"""
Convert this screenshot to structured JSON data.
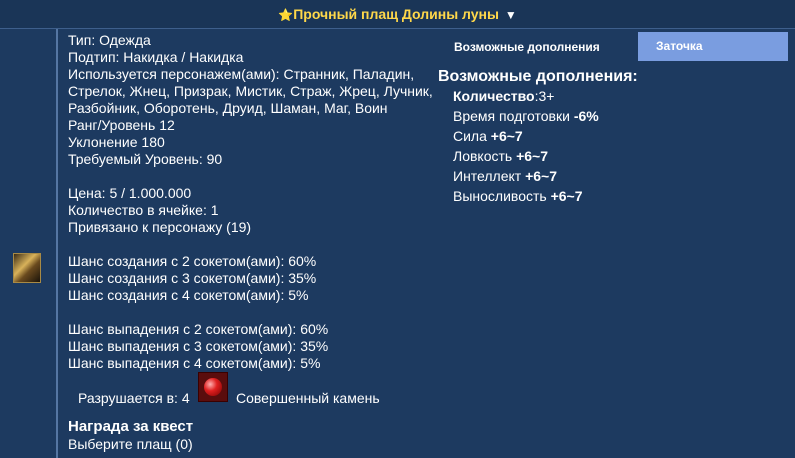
{
  "header": {
    "star": "⭐",
    "title": "Прочный плащ Долины луны",
    "arrow": "▼"
  },
  "item": {
    "icon": "cloak-item-icon",
    "lines": {
      "type": "Тип: Одежда",
      "subtype": "Подтип: Накидка / Накидка",
      "used_by_1": "Используется персонажем(ами): Странник, Паладин,",
      "used_by_2": "Стрелок, Жнец, Призрак, Мистик, Страж, Жрец, Лучник,",
      "used_by_3": "Разбойник, Оборотень, Друид, Шаман, Маг, Воин",
      "rank": "Ранг/Уровень 12",
      "evasion": "Уклонение 180",
      "req_level": "Требуемый Уровень: 90",
      "price": "Цена: 5 / 1.000.000",
      "stack": "Количество в ячейке: 1",
      "bound": "Привязано к персонажу (19)",
      "craft2": "Шанс создания с 2 сокетом(ами): 60%",
      "craft3": "Шанс создания с 3 сокетом(ами): 35%",
      "craft4": "Шанс создания с 4 сокетом(ами): 5%",
      "drop2": "Шанс выпадения с 2 сокетом(ами): 60%",
      "drop3": "Шанс выпадения с 3 сокетом(ами): 35%",
      "drop4": "Шанс выпадения с 4 сокетом(ами): 5%"
    },
    "destroy_label": "Разрушается в: 4",
    "gem_icon": "red-gem-icon",
    "gem_name": "Совершенный камень",
    "quest_title": "Награда за квест",
    "quest_sub": "Выберите плащ (0)"
  },
  "tabs": {
    "upgrades": "Возможные дополнения",
    "sharpen": "Заточка",
    "active_color": "#7a9de0"
  },
  "upgrades": {
    "title": "Возможные дополнения:",
    "count_label": "Количество",
    "count_value": ":3+",
    "prep_label": "Время подготовки ",
    "prep_value": "-6%",
    "str_label": "Сила ",
    "str_value": "+6~7",
    "agi_label": "Ловкость ",
    "agi_value": "+6~7",
    "int_label": "Интеллект ",
    "int_value": "+6~7",
    "sta_label": "Выносливость ",
    "sta_value": "+6~7"
  }
}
"""
Repeat verbatim all the material, but not the pictures.

**Reply to the task**
Convert this screenshot to structured JSON data.
{
  "header": {
    "star": "⭐",
    "title": "Прочный плащ Долины луны",
    "arrow": "▼"
  },
  "item": {
    "icon": "cloak-item-icon",
    "lines": {
      "type": "Тип: Одежда",
      "subtype": "Подтип: Накидка / Накидка",
      "used_by_1": "Используется персонажем(ами): Странник, Паладин,",
      "used_by_2": "Стрелок, Жнец, Призрак, Мистик, Страж, Жрец, Лучник,",
      "used_by_3": "Разбойник, Оборотень, Друид, Шаман, Маг, Воин",
      "rank": "Ранг/Уровень 12",
      "evasion": "Уклонение 180",
      "req_level": "Требуемый Уровень: 90",
      "price": "Цена: 5 / 1.000.000",
      "stack": "Количество в ячейке: 1",
      "bound": "Привязано к персонажу (19)",
      "craft2": "Шанс создания с 2 сокетом(ами): 60%",
      "craft3": "Шанс создания с 3 сокетом(ами): 35%",
      "craft4": "Шанс создания с 4 сокетом(ами): 5%",
      "drop2": "Шанс выпадения с 2 сокетом(ами): 60%",
      "drop3": "Шанс выпадения с 3 сокетом(ами): 35%",
      "drop4": "Шанс выпадения с 4 сокетом(ами): 5%"
    },
    "destroy_label": "Разрушается в: 4",
    "gem_icon": "red-gem-icon",
    "gem_name": "Совершенный камень",
    "quest_title": "Награда за квест",
    "quest_sub": "Выберите плащ (0)"
  },
  "tabs": {
    "upgrades": "Возможные дополнения",
    "sharpen": "Заточка",
    "active_color": "#7a9de0"
  },
  "upgrades": {
    "title": "Возможные дополнения:",
    "count_label": "Количество",
    "count_value": ":3+",
    "prep_label": "Время подготовки ",
    "prep_value": "-6%",
    "str_label": "Сила ",
    "str_value": "+6~7",
    "agi_label": "Ловкость ",
    "agi_value": "+6~7",
    "int_label": "Интеллект ",
    "int_value": "+6~7",
    "sta_label": "Выносливость ",
    "sta_value": "+6~7"
  }
}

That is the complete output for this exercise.